[start]

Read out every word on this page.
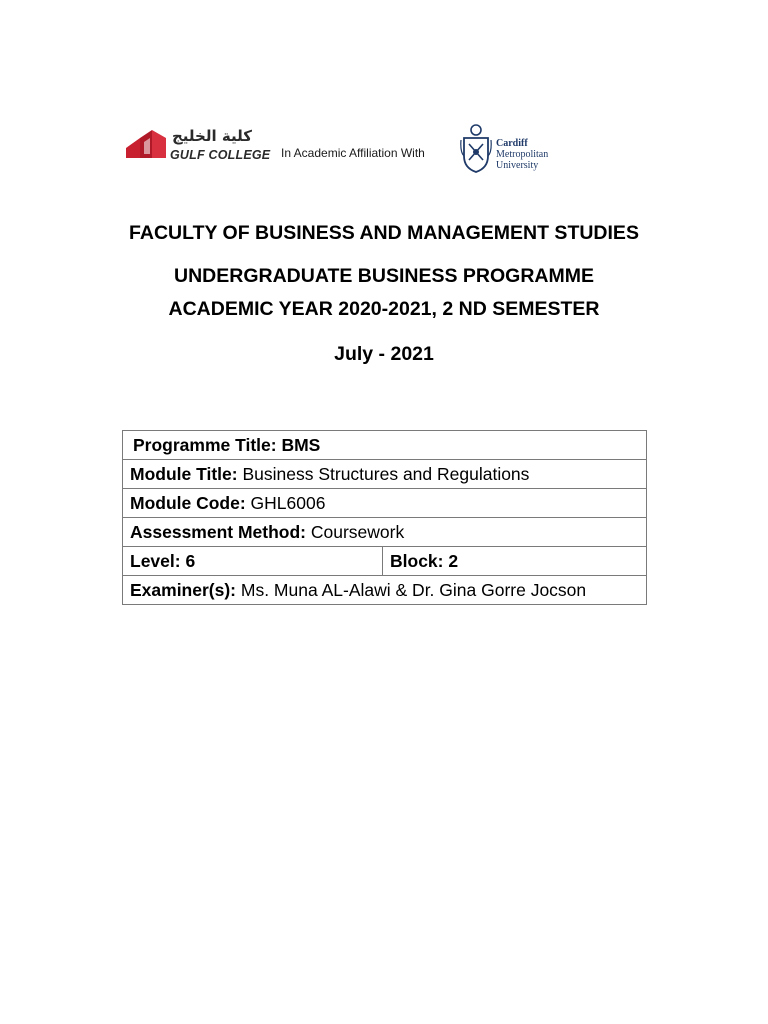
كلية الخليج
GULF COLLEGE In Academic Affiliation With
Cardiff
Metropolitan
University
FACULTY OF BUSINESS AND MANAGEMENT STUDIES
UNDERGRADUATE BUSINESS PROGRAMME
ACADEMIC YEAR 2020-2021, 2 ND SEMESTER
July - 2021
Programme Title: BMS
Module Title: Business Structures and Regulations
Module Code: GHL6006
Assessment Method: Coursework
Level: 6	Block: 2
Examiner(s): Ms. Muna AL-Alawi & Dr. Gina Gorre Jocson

[end]

- Set task: Take the records above and transcribe them exactly, dropping every picture.

- Task result:
Read out every word on this page.
كلية الخليج
GULF COLLEGE In Academic Affiliation With
Cardiff
Metropolitan
University
FACULTY OF BUSINESS AND MANAGEMENT STUDIES
UNDERGRADUATE BUSINESS PROGRAMME
ACADEMIC YEAR 2020-2021, 2 ND SEMESTER
July - 2021
Programme Title: BMS
Module Title: Business Structures and Regulations
Module Code: GHL6006
Assessment Method: Coursework
Level: 6	Block: 2
Examiner(s): Ms. Muna AL-Alawi & Dr. Gina Gorre Jocson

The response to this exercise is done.